[START Dataset records]

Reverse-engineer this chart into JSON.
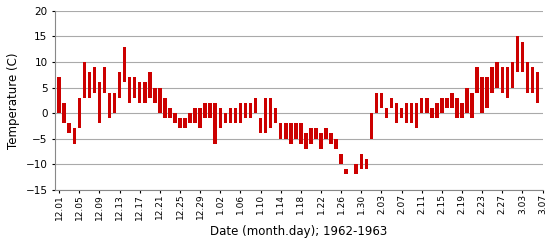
{
  "title": "",
  "xlabel": "Date (month.day); 1962-1963",
  "ylabel": "Temperature (C)",
  "ylim": [
    -15,
    20
  ],
  "yticks": [
    -15,
    -10,
    -5,
    0,
    5,
    10,
    15,
    20
  ],
  "bar_color": "#cc0000",
  "background_color": "#ffffff",
  "grid_color": "#aaaaaa",
  "xtick_labels": [
    "12.01",
    "12.05",
    "12.09",
    "12.13",
    "12.17",
    "12.21",
    "12.25",
    "12.29",
    "1.02",
    "1.06",
    "1.10",
    "1.14",
    "1.18",
    "1.22",
    "1.26",
    "1.30",
    "2.03",
    "2.07",
    "2.11",
    "2.15",
    "2.19",
    "2.23",
    "2.27",
    "3.03",
    "3.07"
  ],
  "xtick_positions": [
    1,
    5,
    9,
    13,
    17,
    21,
    25,
    29,
    33,
    37,
    41,
    45,
    49,
    53,
    57,
    61,
    65,
    69,
    73,
    77,
    81,
    85,
    89,
    93,
    97
  ],
  "tmax": [
    7,
    2,
    -2,
    -3,
    3,
    10,
    8,
    9,
    6,
    9,
    4,
    4,
    8,
    13,
    7,
    7,
    6,
    6,
    8,
    5,
    5,
    3,
    1,
    0,
    -1,
    -1,
    0,
    1,
    1,
    2,
    2,
    2,
    1,
    0,
    1,
    1,
    2,
    2,
    2,
    3,
    -1,
    3,
    3,
    1,
    -2,
    -2,
    -2,
    -2,
    -2,
    -4,
    -3,
    -3,
    -4,
    -3,
    -4,
    -5,
    -8,
    -11,
    -11,
    -10,
    -8,
    -9,
    0,
    4,
    4,
    1,
    3,
    2,
    1,
    2,
    2,
    2,
    3,
    3,
    1,
    2,
    3,
    3,
    4,
    3,
    2,
    5,
    4,
    9,
    7,
    7,
    9,
    10,
    9,
    9,
    10,
    15,
    14,
    10,
    9,
    8
  ],
  "tmin": [
    0,
    -2,
    -4,
    -6,
    -3,
    3,
    3,
    4,
    -2,
    4,
    -1,
    0,
    3,
    6,
    2,
    3,
    2,
    2,
    3,
    2,
    0,
    -1,
    -1,
    -2,
    -3,
    -3,
    -2,
    -2,
    -3,
    -1,
    -1,
    -6,
    -3,
    -2,
    -2,
    -2,
    -2,
    -1,
    -1,
    0,
    -4,
    -4,
    -3,
    -2,
    -5,
    -5,
    -6,
    -5,
    -6,
    -7,
    -6,
    -5,
    -7,
    -5,
    -6,
    -7,
    -10,
    -12,
    -11,
    -12,
    -11,
    -11,
    -5,
    0,
    1,
    -1,
    1,
    -2,
    -1,
    -2,
    -2,
    -3,
    0,
    0,
    -1,
    -1,
    0,
    1,
    1,
    -1,
    -1,
    0,
    -1,
    4,
    0,
    1,
    4,
    5,
    4,
    3,
    5,
    8,
    8,
    4,
    4,
    2
  ]
}
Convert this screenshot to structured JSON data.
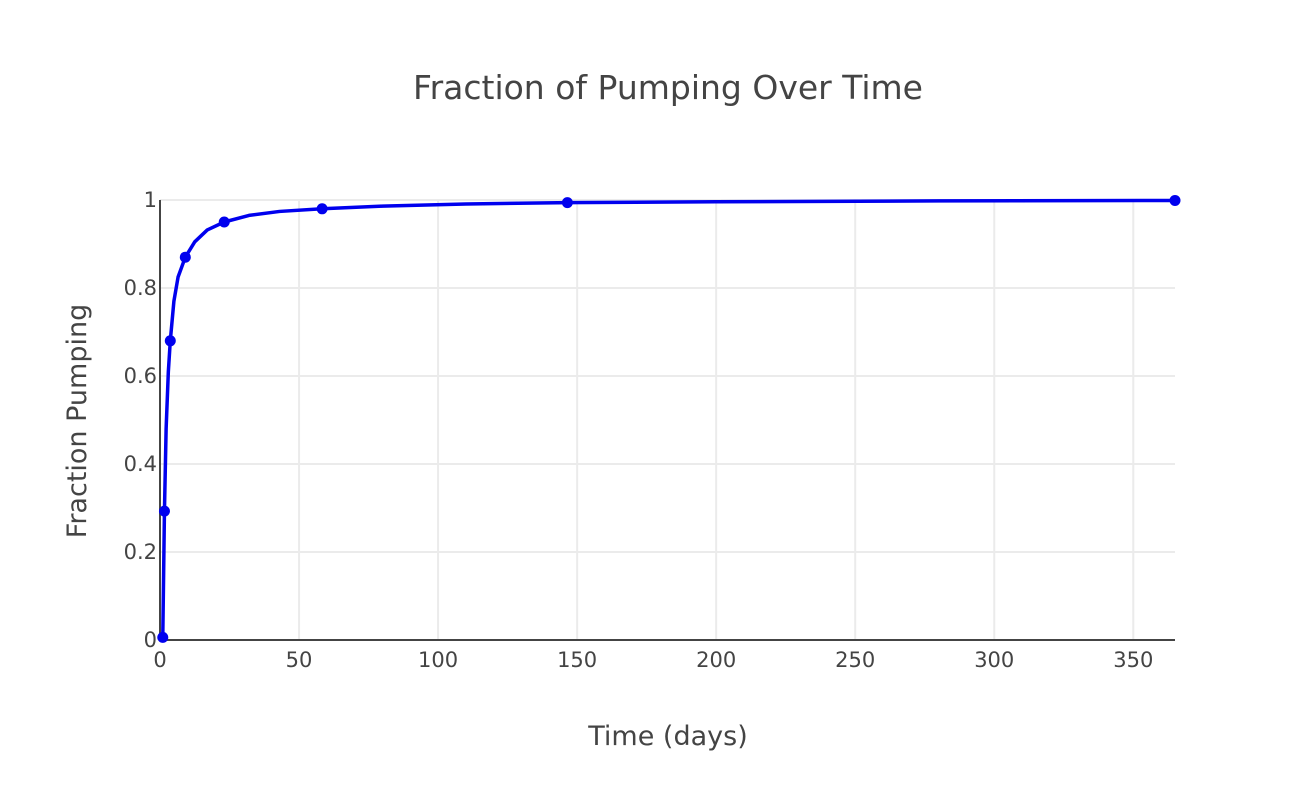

[END Dataset records]

What needs to be done:
Each line that holds the word "this" should be extracted from the records.

Output below:
Reverse-engineer this chart into JSON.
Convert this screenshot to structured JSON data.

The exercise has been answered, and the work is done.